What you should do = Each entry needs to be restated exactly as written.

***** Records for this task *****

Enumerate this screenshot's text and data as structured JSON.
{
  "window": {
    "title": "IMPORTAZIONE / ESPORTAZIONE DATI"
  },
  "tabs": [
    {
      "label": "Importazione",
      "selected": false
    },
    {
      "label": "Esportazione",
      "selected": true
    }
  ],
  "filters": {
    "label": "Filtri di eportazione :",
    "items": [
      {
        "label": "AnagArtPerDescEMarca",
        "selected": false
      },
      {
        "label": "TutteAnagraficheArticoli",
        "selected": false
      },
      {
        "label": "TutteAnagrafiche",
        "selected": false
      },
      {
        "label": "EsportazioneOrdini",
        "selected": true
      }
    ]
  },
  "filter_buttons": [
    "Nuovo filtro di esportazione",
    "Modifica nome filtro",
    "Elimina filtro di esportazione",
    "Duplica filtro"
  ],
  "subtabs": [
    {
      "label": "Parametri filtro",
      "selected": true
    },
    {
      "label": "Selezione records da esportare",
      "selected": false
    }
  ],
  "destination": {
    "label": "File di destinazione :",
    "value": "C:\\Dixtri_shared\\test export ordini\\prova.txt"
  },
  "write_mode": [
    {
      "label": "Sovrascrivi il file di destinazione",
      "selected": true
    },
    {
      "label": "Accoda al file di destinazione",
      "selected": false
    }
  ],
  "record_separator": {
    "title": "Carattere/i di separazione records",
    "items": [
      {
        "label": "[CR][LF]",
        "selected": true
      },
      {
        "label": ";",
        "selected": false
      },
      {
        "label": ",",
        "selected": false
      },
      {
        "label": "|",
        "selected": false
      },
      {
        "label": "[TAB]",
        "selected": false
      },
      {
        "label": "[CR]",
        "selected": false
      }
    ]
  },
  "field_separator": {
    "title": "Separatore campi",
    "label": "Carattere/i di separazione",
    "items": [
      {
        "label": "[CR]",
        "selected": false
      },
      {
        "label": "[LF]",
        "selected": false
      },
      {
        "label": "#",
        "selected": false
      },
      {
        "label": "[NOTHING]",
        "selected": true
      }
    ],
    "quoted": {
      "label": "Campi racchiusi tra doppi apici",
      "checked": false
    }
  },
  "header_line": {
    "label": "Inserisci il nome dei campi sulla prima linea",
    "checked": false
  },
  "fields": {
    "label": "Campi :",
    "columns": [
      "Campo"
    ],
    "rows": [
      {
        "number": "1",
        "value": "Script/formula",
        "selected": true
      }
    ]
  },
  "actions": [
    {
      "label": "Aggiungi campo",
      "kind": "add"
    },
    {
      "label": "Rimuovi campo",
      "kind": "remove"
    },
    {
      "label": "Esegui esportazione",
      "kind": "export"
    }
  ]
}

*****

The response =
Enumerate this screenshot's text and data as structured JSON.
{
  "window": {
    "title": "IMPORTAZIONE / ESPORTAZIONE DATI"
  },
  "tabs": [
    {
      "label": "Importazione",
      "selected": false
    },
    {
      "label": "Esportazione",
      "selected": true
    }
  ],
  "filters": {
    "label": "Filtri di eportazione :",
    "items": [
      {
        "label": "AnagArtPerDescEMarca",
        "selected": false
      },
      {
        "label": "TutteAnagraficheArticoli",
        "selected": false
      },
      {
        "label": "TutteAnagrafiche",
        "selected": false
      },
      {
        "label": "EsportazioneOrdini",
        "selected": true
      }
    ]
  },
  "filter_buttons": [
    "Nuovo filtro di esportazione",
    "Modifica nome filtro",
    "Elimina filtro di esportazione",
    "Duplica filtro"
  ],
  "subtabs": [
    {
      "label": "Parametri filtro",
      "selected": true
    },
    {
      "label": "Selezione records da esportare",
      "selected": false
    }
  ],
  "destination": {
    "label": "File di destinazione :",
    "value": "C:\\Dixtri_shared\\test export ordini\\prova.txt"
  },
  "write_mode": [
    {
      "label": "Sovrascrivi il file di destinazione",
      "selected": true
    },
    {
      "label": "Accoda al file di destinazione",
      "selected": false
    }
  ],
  "record_separator": {
    "title": "Carattere/i di separazione records",
    "items": [
      {
        "label": "[CR][LF]",
        "selected": true
      },
      {
        "label": ";",
        "selected": false
      },
      {
        "label": ",",
        "selected": false
      },
      {
        "label": "|",
        "selected": false
      },
      {
        "label": "[TAB]",
        "selected": false
      },
      {
        "label": "[CR]",
        "selected": false
      }
    ]
  },
  "field_separator": {
    "title": "Separatore campi",
    "label": "Carattere/i di separazione",
    "items": [
      {
        "label": "[CR]",
        "selected": false
      },
      {
        "label": "[LF]",
        "selected": false
      },
      {
        "label": "#",
        "selected": false
      },
      {
        "label": "[NOTHING]",
        "selected": true
      }
    ],
    "quoted": {
      "label": "Campi racchiusi tra doppi apici",
      "checked": false
    }
  },
  "header_line": {
    "label": "Inserisci il nome dei campi sulla prima linea",
    "checked": false
  },
  "fields": {
    "label": "Campi :",
    "columns": [
      "Campo"
    ],
    "rows": [
      {
        "number": "1",
        "value": "Script/formula",
        "selected": true
      }
    ]
  },
  "actions": [
    {
      "label": "Aggiungi campo",
      "kind": "add"
    },
    {
      "label": "Rimuovi campo",
      "kind": "remove"
    },
    {
      "label": "Esegui esportazione",
      "kind": "export"
    }
  ]
}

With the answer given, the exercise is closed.